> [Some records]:
※ ※ ※

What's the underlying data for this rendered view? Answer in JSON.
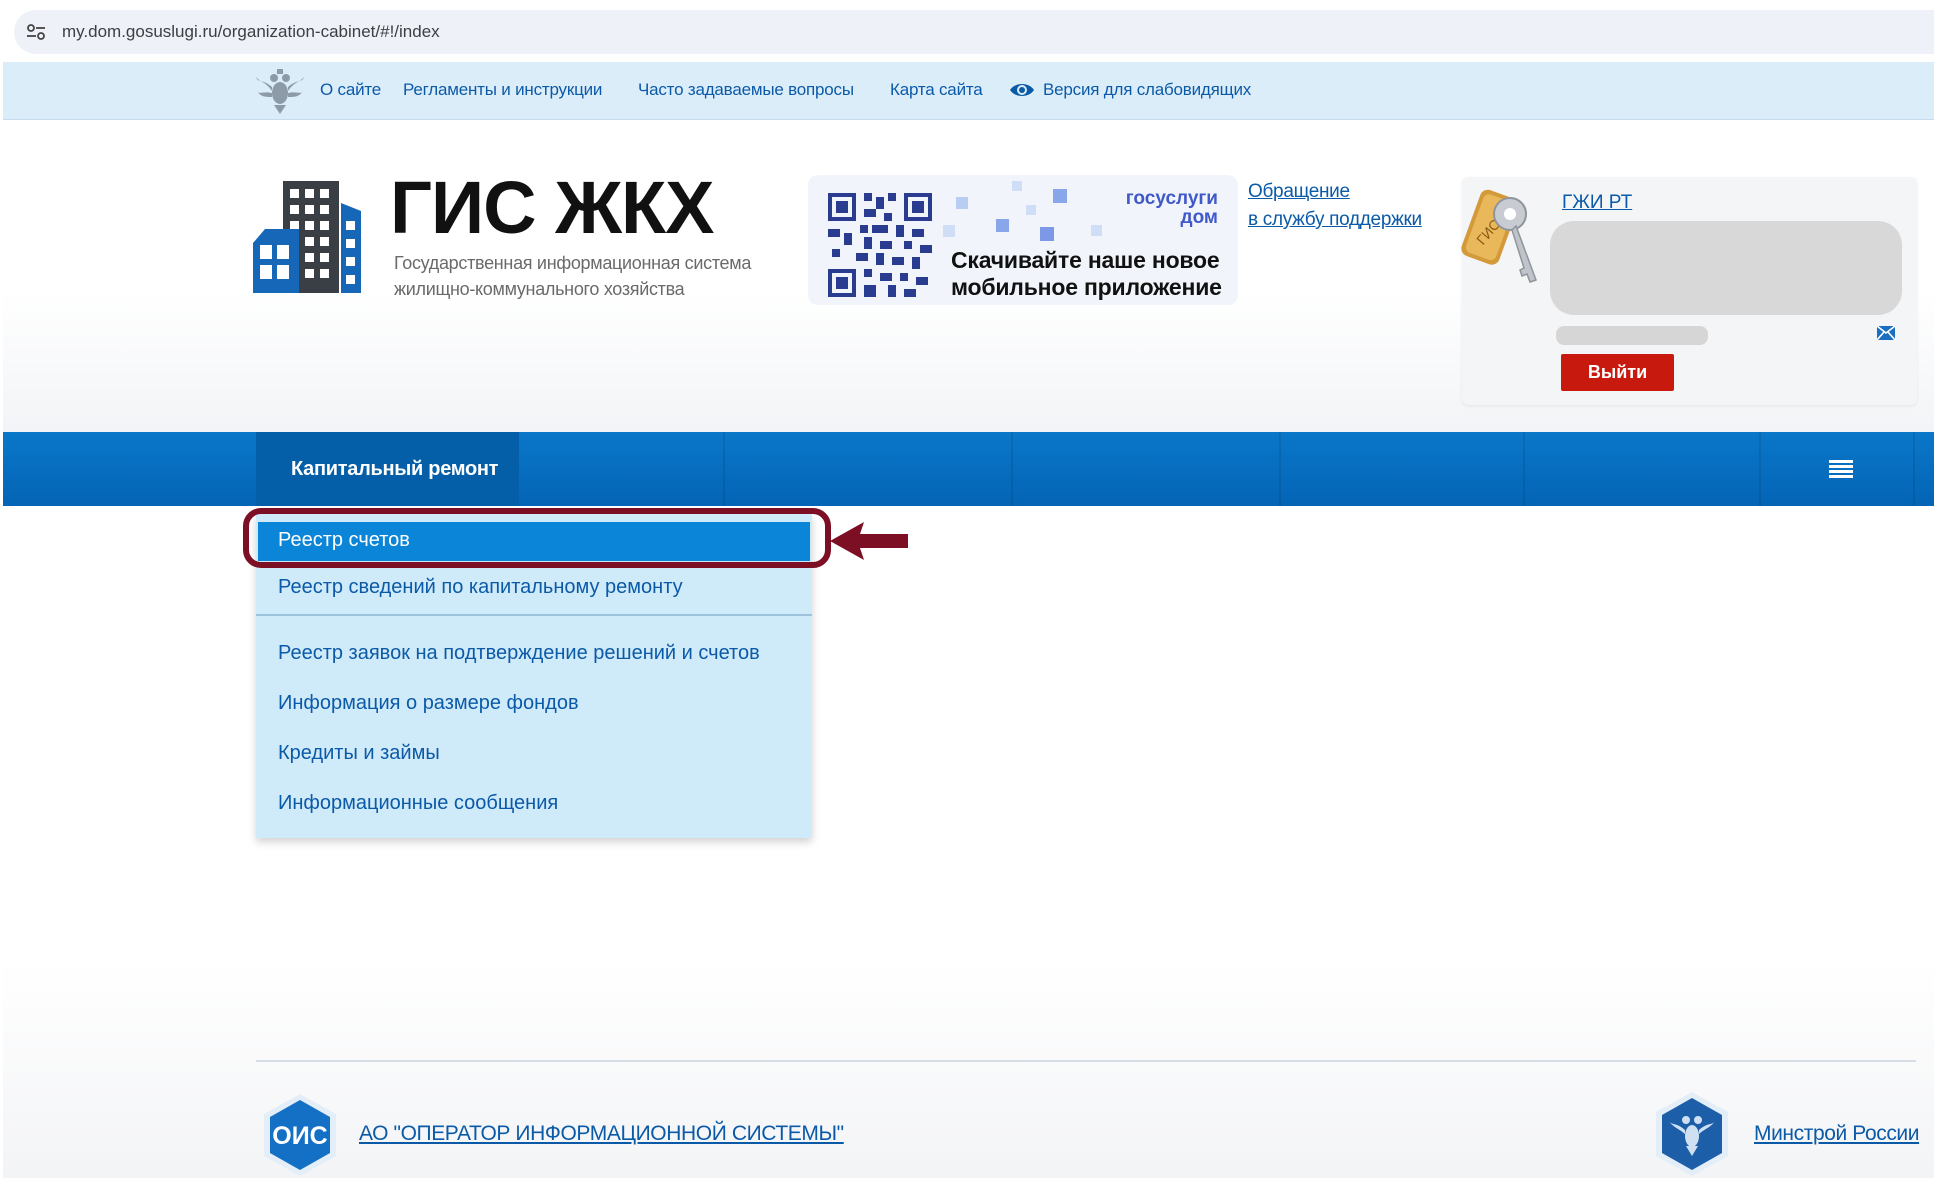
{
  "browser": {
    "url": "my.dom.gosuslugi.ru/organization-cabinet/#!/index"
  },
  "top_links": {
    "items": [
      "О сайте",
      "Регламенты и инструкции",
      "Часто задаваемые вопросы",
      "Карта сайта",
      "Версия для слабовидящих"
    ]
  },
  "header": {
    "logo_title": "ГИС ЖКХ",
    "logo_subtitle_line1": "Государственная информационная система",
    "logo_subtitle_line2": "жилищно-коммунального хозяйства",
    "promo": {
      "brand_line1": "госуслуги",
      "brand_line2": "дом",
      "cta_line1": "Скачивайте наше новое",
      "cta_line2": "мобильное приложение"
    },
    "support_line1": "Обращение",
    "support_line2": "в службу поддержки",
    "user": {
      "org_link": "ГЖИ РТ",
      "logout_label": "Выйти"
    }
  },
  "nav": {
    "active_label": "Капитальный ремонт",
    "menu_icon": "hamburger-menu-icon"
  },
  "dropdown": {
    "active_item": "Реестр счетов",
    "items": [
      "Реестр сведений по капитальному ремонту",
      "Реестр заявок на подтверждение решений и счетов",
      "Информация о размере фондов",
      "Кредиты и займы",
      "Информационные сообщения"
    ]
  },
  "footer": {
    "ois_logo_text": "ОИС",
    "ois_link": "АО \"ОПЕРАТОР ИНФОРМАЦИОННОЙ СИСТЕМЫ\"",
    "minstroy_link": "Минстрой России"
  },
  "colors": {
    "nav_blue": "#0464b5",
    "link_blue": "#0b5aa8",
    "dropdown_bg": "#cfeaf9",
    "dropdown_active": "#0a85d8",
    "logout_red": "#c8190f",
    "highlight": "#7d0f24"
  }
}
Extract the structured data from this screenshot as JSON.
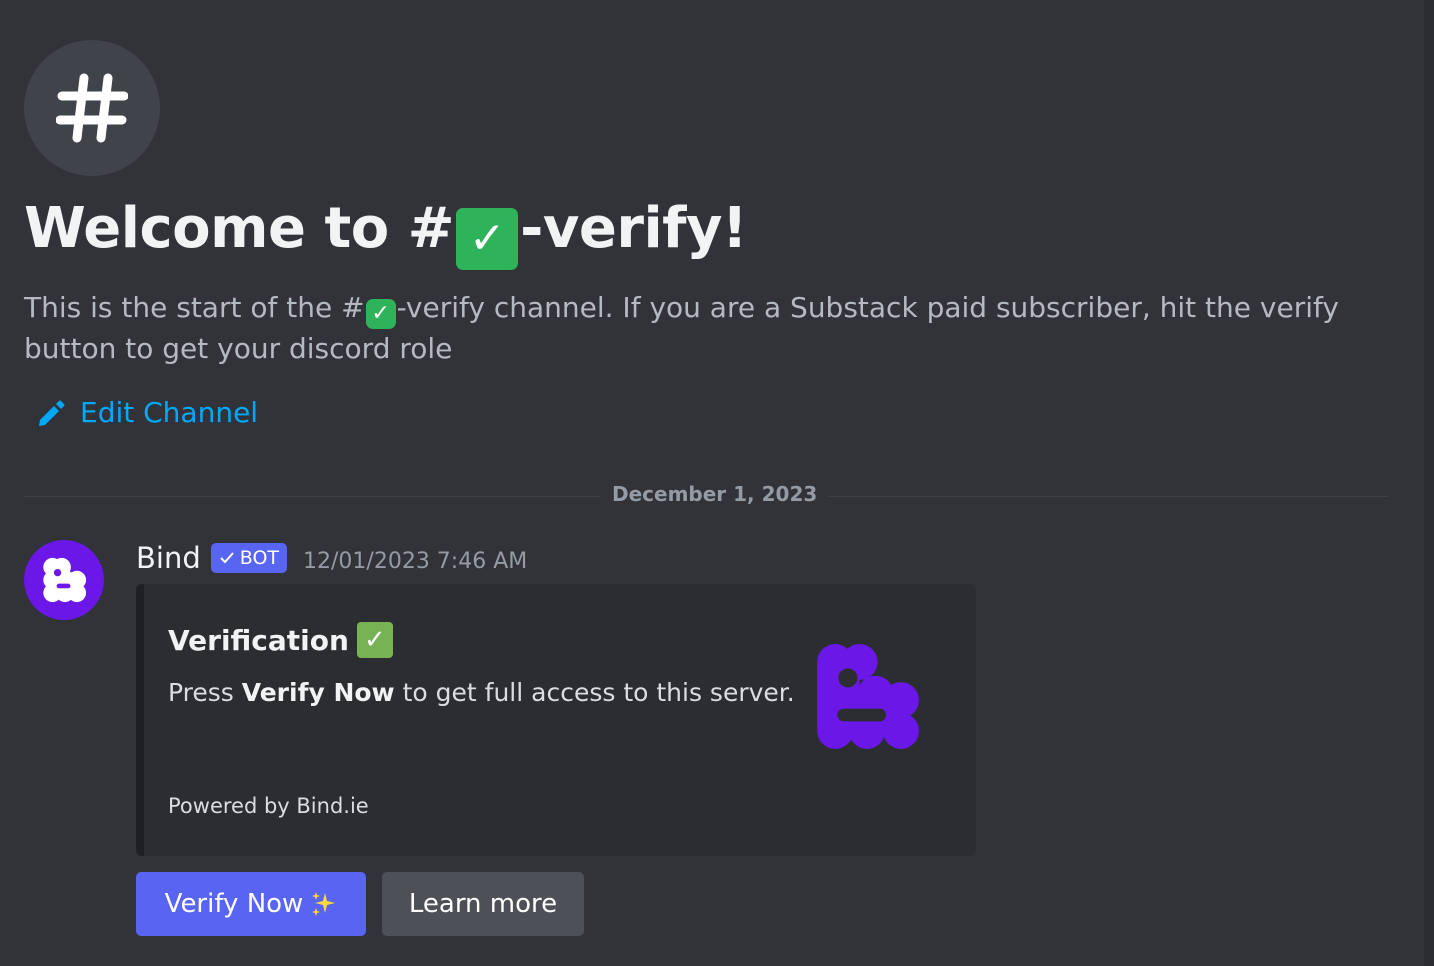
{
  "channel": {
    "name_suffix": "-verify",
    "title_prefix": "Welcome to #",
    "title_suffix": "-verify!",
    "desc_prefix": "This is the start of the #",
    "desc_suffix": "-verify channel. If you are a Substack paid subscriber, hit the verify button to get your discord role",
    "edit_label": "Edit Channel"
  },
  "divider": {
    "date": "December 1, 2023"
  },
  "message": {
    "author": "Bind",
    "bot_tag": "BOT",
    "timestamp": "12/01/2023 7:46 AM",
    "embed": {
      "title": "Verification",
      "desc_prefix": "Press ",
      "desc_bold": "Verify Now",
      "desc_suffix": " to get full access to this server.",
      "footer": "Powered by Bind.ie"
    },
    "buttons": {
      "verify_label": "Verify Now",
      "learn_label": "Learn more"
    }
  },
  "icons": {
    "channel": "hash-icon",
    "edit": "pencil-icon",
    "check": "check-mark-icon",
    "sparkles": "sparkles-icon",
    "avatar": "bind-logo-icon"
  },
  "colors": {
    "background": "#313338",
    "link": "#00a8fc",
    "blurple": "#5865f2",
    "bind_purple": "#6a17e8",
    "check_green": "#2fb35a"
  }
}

※ ※ ※

> [CHALLENGE]:
Write out the listing above again, exactly, but with no pictures in the copy.

> [ANSWER TO THIS TASK]:
What's the underlying data for this rendered view? Answer in JSON.
{
  "browser": {
    "url": "my.dom.gosuslugi.ru/organization-cabinet/#!/index"
  },
  "top_links": {
    "items": [
      "О сайте",
      "Регламенты и инструкции",
      "Часто задаваемые вопросы",
      "Карта сайта",
      "Версия для слабовидящих"
    ]
  },
  "header": {
    "logo_title": "ГИС ЖКХ",
    "logo_subtitle_line1": "Государственная информационная система",
    "logo_subtitle_line2": "жилищно-коммунального хозяйства",
    "promo": {
      "brand_line1": "госуслуги",
      "brand_line2": "дом",
      "cta_line1": "Скачивайте наше новое",
      "cta_line2": "мобильное приложение"
    },
    "support_line1": "Обращение",
    "support_line2": "в службу поддержки",
    "user": {
      "org_link": "ГЖИ РТ",
      "logout_label": "Выйти"
    }
  },
  "nav": {
    "active_label": "Капитальный ремонт",
    "menu_icon": "hamburger-menu-icon"
  },
  "dropdown": {
    "active_item": "Реестр счетов",
    "items": [
      "Реестр сведений по капитальному ремонту",
      "Реестр заявок на подтверждение решений и счетов",
      "Информация о размере фондов",
      "Кредиты и займы",
      "Информационные сообщения"
    ]
  },
  "footer": {
    "ois_logo_text": "ОИС",
    "ois_link": "АО \"ОПЕРАТОР ИНФОРМАЦИОННОЙ СИСТЕМЫ\"",
    "minstroy_link": "Минстрой России"
  },
  "colors": {
    "nav_blue": "#0464b5",
    "link_blue": "#0b5aa8",
    "dropdown_bg": "#cfeaf9",
    "dropdown_active": "#0a85d8",
    "logout_red": "#c8190f",
    "highlight": "#7d0f24"
  }
}
Extract the structured data from this screenshot as JSON.
{
  "channel": {
    "name_suffix": "-verify",
    "title_prefix": "Welcome to #",
    "title_suffix": "-verify!",
    "desc_prefix": "This is the start of the #",
    "desc_suffix": "-verify channel. If you are a Substack paid subscriber, hit the verify button to get your discord role",
    "edit_label": "Edit Channel"
  },
  "divider": {
    "date": "December 1, 2023"
  },
  "message": {
    "author": "Bind",
    "bot_tag": "BOT",
    "timestamp": "12/01/2023 7:46 AM",
    "embed": {
      "title": "Verification",
      "desc_prefix": "Press ",
      "desc_bold": "Verify Now",
      "desc_suffix": " to get full access to this server.",
      "footer": "Powered by Bind.ie"
    },
    "buttons": {
      "verify_label": "Verify Now",
      "learn_label": "Learn more"
    }
  },
  "icons": {
    "channel": "hash-icon",
    "edit": "pencil-icon",
    "check": "check-mark-icon",
    "sparkles": "sparkles-icon",
    "avatar": "bind-logo-icon"
  },
  "colors": {
    "background": "#313338",
    "link": "#00a8fc",
    "blurple": "#5865f2",
    "bind_purple": "#6a17e8",
    "check_green": "#2fb35a"
  }
}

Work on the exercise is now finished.